- Source passage:
*** Block opens ***
By the early 18th century, during Ottoman rule (1516–1917), Jiddin was administratively part of the nahiye (subdistrict) of Sahil Akka (plain of Acre), part of Sidon Eyalet (Sidon province). The fortress became the headquarters of a local family whose sheikhs farmed the tax revenues of the subdistrict. (Note: According to historian Ahmad Hasan Joudah, Jiddin had been in the possession of Ahmad al-Husayn's "forefathers" for "many years" before it was conquered by Daher al-Umar in 1738.) In the first decade of the 18th century, the multazim (tax farmer) of Sahil Akka was Sheikh Najm. At that time, c. 1703–1704, Najm contracted with the Dutch merchant Paul Maashook to exclusively sell him all the cotton crop of his villages (Kafr Yasif, Abu Sinan, Julis, Makr, Amqa, and Tarshiha) in return for Maashook's payment of Najm's tax obligations to the governor of Sidon. Najm's cousin Husayn ibn Khaliq is later mentioned as the multazim of Sahil Akka.

Like other local chiefs, Husayn and Ahmad al-Husayn (assumably his son) drew military support from the populace and entrenched their rule by constructing a fortress, which invariably became the effective center of their nahiye. The Husayns' fortress headquarters was Jiddin. At least part of Jiddin's Ottoman-era building phases can be attributed to the Husayn family. Another local family of the Galilee, the Zayadina, began to expand their holdings across the region in the 1730s under the leadership of Sheikh Daher al-Umar. In 1738, Daher mobilized his peasant fighters and Bedouin allies from the Banu Saqr, some 1,500 men, and defeated Ahmad at Jiddin and conquered the fortress and its dependencies, including Abu Sinan and Tarshiha. Daher did not dislodge the Husayns, keeping them as vassals over Sahil Akka. Like with other local multazims kept in place by Daher through the 1740s–1760s, he underwrote the tax farms of the Husayns. A firman from June 1738 named Husayn ibn Khaliq as the controller of the Jiddin fortress and an ally of Daher; the firman directed the governor of Damascus to move against the local multazims and raze their fortresses, though the order was not executed.
*** Block closes ***
Dataset entries
*** Block opens ***
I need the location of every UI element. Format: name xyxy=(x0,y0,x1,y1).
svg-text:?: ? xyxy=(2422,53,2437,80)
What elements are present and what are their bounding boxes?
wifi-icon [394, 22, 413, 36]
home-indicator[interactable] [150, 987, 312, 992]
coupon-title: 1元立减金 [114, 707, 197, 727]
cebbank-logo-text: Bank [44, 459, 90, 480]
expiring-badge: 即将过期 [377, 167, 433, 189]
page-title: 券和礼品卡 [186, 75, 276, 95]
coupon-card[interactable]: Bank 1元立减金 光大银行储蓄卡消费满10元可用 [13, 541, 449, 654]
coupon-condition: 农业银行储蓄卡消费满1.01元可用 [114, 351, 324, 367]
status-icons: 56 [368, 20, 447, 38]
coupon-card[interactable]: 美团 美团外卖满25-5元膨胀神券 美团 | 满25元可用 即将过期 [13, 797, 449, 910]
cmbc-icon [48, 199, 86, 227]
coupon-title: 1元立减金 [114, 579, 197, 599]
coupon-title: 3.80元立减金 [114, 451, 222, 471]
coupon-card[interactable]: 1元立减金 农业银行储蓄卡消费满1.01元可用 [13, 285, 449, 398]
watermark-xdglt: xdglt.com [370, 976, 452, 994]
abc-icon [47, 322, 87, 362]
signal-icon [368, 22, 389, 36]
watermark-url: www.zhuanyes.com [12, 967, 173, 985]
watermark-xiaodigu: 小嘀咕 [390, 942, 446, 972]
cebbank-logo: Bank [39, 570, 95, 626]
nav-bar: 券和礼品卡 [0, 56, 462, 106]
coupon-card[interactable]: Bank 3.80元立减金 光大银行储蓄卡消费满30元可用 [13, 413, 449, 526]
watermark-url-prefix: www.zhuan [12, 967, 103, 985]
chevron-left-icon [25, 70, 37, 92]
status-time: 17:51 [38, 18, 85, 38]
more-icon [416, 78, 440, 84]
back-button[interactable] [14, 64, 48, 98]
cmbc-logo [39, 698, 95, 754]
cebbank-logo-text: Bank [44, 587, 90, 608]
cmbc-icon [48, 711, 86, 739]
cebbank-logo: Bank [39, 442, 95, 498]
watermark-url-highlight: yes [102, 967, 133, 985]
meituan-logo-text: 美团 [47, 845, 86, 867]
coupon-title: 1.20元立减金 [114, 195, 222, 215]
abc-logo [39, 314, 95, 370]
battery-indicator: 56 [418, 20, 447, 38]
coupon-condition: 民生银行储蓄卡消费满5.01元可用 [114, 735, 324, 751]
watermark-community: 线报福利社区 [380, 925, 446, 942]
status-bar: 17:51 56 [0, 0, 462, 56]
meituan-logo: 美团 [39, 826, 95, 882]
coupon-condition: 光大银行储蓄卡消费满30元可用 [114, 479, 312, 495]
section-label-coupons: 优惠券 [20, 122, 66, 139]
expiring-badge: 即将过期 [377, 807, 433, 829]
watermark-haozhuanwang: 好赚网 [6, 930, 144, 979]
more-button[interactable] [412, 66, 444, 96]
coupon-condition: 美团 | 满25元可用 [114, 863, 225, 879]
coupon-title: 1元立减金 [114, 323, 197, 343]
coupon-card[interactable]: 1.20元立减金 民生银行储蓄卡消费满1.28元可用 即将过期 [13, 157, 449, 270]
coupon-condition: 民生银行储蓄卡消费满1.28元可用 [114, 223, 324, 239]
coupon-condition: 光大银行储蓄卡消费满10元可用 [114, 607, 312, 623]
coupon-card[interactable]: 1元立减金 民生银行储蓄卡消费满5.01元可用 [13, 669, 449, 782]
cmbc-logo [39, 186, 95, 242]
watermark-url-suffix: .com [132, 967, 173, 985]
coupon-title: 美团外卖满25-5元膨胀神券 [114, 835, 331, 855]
*** Block closes ***
- What to produce: Can you extend the passage on Jiddin under Ottoman rule, picking up right after its final sentence?

- Response:
The Italian traveler Giovanni Mariti visited Jiddin in July 1761 and was received by the sheikh of the fortress. Mariti did not identify the sheikh, but noted that he "commanded this castle under Daher". Mariti describes a generous reception by the sheikh and his hosting of a bayram (feast) of roasted stuffed sheep and pilaf, boiled vegetables and pulses with seasoned meats, thin cakes (as bread), and small bowls of leben. The meal was preceded by the sheikh's invocation for heavenly blessings and followed by cups of coffee and pipe smoking around a circle. On the following morning Mariti toured the fortress with a dozen of the sheikh's men, noting that it "enjoys an advantageous exposure, as it commands a view of various hills; of the plains of Acre, equally fertile and agreeable; and of a large extent of sea". Around the fortress, he mentioned dwellings inhabited by Muslim Arab subjects of the sheikh. Roughly 6 mi from the fortress, on a steep decline, were the sheikh's gardens, also called Jiddin, which spanned many miles in a "spacious valley abounding with excellent fruits", including olives, almonds, peaches, apricots and figs. Streams flowing from the hills above watered the garden's thriving cotton crop. Upon his departure from Jiddin, Mariti left for its nearby dependency, Tarshiha, where he was hosted by a deputy of the sheikh.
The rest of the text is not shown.